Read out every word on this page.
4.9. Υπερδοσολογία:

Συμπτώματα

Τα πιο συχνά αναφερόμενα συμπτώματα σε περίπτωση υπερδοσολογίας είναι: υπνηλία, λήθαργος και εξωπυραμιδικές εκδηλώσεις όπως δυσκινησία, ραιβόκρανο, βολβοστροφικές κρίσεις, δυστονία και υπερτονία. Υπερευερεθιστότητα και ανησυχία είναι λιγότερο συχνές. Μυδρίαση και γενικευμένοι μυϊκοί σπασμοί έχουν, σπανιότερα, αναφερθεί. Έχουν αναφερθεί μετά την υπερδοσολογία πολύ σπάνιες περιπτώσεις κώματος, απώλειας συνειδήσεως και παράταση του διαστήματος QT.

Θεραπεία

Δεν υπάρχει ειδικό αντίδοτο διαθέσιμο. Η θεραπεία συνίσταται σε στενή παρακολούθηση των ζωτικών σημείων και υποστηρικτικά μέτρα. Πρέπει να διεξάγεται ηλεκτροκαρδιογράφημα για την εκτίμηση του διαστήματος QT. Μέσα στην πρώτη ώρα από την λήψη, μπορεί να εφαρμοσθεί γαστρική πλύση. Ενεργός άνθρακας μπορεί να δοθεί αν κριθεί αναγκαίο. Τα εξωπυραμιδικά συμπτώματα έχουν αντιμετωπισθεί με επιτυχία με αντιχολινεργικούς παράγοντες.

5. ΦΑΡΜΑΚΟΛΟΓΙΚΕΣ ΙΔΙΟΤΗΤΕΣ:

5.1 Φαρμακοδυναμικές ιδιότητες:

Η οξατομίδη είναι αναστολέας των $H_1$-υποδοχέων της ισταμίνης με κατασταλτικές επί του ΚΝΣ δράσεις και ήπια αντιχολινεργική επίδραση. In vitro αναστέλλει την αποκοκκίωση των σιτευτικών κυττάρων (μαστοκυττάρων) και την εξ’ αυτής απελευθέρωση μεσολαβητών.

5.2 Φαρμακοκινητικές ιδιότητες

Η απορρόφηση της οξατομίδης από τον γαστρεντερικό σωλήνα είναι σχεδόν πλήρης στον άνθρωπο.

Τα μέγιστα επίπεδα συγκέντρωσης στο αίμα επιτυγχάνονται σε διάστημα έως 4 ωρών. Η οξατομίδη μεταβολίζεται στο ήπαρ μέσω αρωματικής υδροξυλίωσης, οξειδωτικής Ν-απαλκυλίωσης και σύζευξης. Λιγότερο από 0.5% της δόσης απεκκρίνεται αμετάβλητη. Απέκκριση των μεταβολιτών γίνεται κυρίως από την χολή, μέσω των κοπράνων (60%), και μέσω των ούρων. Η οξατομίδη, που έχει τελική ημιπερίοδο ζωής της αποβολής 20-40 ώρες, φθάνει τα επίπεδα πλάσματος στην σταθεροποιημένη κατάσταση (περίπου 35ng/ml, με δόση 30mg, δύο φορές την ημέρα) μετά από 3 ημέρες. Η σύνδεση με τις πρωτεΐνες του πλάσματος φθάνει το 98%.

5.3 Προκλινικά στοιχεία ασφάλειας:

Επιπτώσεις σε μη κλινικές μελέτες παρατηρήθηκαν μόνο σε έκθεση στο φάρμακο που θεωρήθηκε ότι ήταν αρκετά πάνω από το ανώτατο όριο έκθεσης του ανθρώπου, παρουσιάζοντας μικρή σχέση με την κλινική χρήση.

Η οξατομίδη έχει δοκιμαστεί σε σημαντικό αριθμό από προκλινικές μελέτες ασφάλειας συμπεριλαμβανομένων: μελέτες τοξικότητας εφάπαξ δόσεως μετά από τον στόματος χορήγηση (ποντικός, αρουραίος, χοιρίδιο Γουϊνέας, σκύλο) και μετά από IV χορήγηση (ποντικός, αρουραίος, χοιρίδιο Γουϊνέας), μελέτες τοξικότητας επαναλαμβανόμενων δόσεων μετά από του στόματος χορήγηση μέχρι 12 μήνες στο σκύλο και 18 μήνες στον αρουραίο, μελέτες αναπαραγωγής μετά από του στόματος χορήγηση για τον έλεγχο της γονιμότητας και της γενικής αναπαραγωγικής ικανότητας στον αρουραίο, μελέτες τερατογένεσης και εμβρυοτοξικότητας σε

——

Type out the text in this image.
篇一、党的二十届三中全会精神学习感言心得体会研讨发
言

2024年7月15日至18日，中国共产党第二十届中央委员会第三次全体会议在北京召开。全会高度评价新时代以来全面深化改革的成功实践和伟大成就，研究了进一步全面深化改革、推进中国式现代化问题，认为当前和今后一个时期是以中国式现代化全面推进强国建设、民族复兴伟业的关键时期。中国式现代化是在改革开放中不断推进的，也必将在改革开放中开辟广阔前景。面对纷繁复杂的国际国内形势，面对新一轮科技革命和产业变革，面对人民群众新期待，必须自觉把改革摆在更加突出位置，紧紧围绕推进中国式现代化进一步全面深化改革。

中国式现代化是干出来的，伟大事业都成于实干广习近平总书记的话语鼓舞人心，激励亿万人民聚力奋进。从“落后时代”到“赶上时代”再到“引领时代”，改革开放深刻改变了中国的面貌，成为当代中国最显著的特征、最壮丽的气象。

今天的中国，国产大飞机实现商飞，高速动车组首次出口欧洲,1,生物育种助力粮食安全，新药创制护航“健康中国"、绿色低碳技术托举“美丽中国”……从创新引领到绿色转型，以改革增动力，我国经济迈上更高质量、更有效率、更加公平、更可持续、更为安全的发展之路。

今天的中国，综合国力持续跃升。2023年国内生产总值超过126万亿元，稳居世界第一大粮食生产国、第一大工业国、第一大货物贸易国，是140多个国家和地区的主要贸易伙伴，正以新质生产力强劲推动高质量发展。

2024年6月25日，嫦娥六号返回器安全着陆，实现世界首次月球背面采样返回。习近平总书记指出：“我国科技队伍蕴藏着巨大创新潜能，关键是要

——

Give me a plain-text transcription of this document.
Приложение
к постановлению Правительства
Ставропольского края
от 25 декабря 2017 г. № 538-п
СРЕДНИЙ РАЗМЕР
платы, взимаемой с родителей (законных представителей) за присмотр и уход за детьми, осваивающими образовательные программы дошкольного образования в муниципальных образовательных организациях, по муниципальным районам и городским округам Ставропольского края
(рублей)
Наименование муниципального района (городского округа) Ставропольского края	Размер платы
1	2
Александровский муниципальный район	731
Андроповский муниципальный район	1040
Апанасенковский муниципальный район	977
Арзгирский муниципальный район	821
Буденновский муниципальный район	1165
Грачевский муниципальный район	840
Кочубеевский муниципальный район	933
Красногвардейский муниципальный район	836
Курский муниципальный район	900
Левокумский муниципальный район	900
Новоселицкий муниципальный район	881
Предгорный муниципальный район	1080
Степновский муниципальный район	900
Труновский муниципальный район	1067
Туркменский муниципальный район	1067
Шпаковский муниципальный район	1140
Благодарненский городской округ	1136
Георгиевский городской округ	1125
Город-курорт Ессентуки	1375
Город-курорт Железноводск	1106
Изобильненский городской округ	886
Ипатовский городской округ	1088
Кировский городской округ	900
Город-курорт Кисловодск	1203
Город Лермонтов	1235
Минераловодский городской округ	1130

——

Brief — Every line in the data that holds "μετά" should be copied out.

Solution to the problem —
Τα πιο συχνά αναφερόμενα συμπτώματα σε περίπτωση υπερδοσολογίας είναι: υπνηλία, λήθαργος και εξωπυραμιδικές εκδηλώσεις όπως δυσκινησία, ραιβόκρανο, βολβοστροφικές κρίσεις, δυστονία και υπερτονία. Υπερευερεθιστότητα και ανησυχία είναι λιγότερο συχνές. Μυδρίαση και γενικευμένοι μυϊκοί σπασμοί έχουν, σπανιότερα, αναφερθεί. Έχουν αναφερθεί μετά την υπερδοσολογία πολύ σπάνιες περιπτώσεις κώματος, απώλειας συνειδήσεως και παράταση του διαστήματος QT.
Τα μέγιστα επίπεδα συγκέντρωσης στο αίμα επιτυγχάνονται σε διάστημα έως 4 ωρών. Η οξατομίδη μεταβολίζεται στο ήπαρ μέσω αρωματικής υδροξυλίωσης, οξειδωτικής Ν-απαλκυλίωσης και σύζευξης. Λιγότερο από 0.5% της δόσης απεκκρίνεται αμετάβλητη. Απέκκριση των μεταβολιτών γίνεται κυρίως από την χολή, μέσω των κοπράνων (60%), και μέσω των ούρων. Η οξατομίδη, που έχει τελική ημιπερίοδο ζωής της αποβολής 20-40 ώρες, φθάνει τα επίπεδα πλάσματος στην σταθεροποιημένη κατάσταση (περίπου 35ng/ml, με δόση 30mg, δύο φορές την ημέρα) μετά από 3 ημέρες. Η σύνδεση με τις πρωτεΐνες του πλάσματος φθάνει το 98%.
Η οξατομίδη έχει δοκιμαστεί σε σημαντικό αριθμό από προκλινικές μελέτες ασφάλειας συμπεριλαμβανομένων: μελέτες τοξικότητας εφάπαξ δόσεως μετά από τον στόματος χορήγηση (ποντικός, αρουραίος, χοιρίδιο Γουϊνέας, σκύλο) και μετά από IV χορήγηση (ποντικός, αρουραίος, χοιρίδιο Γουϊνέας), μελέτες τοξικότητας επαναλαμβανόμενων δόσεων μετά από του στόματος χορήγηση μέχρι 12 μήνες στο σκύλο και 18 μήνες στον αρουραίο, μελέτες αναπαραγωγής μετά από του στόματος χορήγηση για τον έλεγχο της γονιμότητας και της γενικής αναπαραγωγικής ικανότητας στον αρουραίο, μελέτες τερατογένεσης και εμβρυοτοξικότητας σε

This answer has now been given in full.